Input data:
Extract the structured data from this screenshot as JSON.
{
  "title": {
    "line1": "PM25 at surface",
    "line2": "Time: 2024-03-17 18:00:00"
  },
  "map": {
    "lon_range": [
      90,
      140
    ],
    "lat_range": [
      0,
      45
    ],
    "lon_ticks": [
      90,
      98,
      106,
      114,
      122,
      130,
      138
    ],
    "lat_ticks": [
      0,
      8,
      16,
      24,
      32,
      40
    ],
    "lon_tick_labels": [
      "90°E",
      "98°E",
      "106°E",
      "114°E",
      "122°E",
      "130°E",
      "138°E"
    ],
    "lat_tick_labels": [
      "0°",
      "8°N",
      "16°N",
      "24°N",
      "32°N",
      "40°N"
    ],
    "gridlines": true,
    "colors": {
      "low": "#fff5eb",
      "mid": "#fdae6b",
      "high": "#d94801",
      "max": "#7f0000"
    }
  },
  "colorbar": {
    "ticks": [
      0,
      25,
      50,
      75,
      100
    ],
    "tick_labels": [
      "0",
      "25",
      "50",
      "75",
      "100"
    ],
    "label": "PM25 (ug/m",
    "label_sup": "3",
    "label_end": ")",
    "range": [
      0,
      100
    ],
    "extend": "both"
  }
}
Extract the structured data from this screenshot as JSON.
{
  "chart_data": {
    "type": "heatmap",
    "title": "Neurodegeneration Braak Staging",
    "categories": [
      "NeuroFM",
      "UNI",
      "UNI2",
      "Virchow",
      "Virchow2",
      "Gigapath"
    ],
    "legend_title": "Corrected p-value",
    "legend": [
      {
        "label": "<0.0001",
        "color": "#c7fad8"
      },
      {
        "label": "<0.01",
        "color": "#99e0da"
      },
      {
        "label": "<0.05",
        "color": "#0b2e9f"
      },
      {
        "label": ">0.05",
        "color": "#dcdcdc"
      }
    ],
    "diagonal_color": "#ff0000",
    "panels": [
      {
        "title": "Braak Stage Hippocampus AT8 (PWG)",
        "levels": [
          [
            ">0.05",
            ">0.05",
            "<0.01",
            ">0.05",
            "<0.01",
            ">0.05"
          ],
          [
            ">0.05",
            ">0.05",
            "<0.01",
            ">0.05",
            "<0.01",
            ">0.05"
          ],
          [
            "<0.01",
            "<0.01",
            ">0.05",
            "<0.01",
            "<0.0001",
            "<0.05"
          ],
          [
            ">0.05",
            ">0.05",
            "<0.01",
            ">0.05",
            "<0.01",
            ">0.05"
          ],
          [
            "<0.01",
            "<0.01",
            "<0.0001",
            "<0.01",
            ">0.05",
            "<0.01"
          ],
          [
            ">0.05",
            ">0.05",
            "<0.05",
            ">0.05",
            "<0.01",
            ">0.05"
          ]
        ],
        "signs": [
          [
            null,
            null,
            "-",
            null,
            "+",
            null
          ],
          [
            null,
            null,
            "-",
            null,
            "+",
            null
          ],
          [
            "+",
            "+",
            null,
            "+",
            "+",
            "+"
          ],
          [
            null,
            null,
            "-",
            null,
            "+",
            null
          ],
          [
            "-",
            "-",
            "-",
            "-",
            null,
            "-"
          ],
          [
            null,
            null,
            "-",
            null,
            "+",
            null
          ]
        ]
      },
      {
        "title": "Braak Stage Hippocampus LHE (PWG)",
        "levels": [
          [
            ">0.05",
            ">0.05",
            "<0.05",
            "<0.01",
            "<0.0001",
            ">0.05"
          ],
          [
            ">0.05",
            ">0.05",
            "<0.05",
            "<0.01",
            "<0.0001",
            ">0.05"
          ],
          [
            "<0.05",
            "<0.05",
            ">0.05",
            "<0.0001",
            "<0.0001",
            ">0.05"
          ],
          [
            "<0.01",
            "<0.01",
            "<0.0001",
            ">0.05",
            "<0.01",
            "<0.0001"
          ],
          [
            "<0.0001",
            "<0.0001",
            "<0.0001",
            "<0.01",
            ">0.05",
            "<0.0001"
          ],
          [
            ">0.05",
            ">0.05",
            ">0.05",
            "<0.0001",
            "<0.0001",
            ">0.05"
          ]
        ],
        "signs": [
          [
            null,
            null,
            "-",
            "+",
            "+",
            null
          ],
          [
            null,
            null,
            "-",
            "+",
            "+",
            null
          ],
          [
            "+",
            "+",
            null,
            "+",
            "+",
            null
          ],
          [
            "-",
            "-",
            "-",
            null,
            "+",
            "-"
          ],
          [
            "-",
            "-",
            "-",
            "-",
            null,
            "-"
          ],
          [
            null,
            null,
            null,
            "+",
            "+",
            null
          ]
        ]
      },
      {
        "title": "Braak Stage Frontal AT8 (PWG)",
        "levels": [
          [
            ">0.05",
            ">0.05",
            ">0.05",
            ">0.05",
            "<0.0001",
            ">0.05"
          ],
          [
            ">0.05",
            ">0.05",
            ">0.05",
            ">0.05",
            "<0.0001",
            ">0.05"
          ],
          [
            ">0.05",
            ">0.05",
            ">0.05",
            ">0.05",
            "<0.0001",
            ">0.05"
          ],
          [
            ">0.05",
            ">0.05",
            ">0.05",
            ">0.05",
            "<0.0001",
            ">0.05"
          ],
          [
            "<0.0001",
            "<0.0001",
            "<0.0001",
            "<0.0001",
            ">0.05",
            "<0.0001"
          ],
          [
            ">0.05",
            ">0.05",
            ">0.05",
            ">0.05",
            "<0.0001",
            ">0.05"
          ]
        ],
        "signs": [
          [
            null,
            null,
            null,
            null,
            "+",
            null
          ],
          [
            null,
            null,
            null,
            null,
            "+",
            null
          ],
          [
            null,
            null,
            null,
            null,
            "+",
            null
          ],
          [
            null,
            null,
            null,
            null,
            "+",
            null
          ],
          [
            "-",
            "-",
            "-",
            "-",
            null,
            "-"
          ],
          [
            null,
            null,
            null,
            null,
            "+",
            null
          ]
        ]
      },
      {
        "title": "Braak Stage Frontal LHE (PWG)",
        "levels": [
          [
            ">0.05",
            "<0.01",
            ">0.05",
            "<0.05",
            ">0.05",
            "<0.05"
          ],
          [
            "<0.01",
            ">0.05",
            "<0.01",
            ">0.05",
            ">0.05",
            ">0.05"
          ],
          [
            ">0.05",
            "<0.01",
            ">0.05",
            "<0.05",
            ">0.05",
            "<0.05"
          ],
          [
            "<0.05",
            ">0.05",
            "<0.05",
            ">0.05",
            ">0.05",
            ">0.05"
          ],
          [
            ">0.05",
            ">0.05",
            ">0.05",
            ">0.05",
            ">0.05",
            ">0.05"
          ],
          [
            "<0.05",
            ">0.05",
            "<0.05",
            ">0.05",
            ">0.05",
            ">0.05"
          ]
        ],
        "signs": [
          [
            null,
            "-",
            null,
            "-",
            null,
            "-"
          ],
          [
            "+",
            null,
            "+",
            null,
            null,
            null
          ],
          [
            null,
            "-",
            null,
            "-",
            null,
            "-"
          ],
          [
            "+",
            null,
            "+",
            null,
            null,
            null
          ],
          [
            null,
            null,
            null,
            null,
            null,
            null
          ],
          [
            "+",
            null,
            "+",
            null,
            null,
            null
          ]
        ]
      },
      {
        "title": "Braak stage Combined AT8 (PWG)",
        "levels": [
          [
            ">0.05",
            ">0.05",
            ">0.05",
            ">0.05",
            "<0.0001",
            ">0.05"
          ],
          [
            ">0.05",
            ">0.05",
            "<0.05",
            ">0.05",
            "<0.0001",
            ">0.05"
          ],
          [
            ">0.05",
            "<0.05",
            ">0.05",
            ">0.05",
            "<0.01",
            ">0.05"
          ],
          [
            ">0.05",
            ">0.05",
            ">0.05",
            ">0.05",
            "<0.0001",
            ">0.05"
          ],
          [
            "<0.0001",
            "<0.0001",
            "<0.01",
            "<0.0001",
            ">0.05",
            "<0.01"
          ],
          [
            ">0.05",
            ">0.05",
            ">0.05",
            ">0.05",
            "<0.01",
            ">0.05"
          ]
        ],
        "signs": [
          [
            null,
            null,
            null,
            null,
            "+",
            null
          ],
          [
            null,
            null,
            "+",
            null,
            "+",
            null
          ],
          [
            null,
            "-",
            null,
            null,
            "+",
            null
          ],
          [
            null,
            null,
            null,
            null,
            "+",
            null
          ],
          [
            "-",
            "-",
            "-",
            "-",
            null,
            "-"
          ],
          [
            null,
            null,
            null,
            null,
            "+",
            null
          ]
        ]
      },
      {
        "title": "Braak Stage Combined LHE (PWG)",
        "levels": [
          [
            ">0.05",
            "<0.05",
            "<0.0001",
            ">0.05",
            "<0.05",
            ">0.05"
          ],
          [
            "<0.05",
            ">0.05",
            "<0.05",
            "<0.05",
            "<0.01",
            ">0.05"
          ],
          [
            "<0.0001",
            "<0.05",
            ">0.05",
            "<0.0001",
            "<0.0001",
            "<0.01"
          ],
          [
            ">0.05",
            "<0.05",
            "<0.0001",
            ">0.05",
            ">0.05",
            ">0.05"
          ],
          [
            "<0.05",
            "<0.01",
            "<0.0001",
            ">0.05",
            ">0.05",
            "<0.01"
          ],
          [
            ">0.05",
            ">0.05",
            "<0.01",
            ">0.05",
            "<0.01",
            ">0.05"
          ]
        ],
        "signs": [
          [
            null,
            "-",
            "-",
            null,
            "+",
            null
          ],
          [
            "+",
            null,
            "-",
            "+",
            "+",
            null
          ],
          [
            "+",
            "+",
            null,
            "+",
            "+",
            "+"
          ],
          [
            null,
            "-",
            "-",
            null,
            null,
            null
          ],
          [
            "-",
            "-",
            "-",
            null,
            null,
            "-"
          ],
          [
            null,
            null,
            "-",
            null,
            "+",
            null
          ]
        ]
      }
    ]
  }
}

Direction: Lines from the records above that hold "Frontal" are the ones to list.

In response:
        "title": "Braak Stage Frontal AT8 (PWG)",
        "title": "Braak Stage Frontal LHE (PWG)",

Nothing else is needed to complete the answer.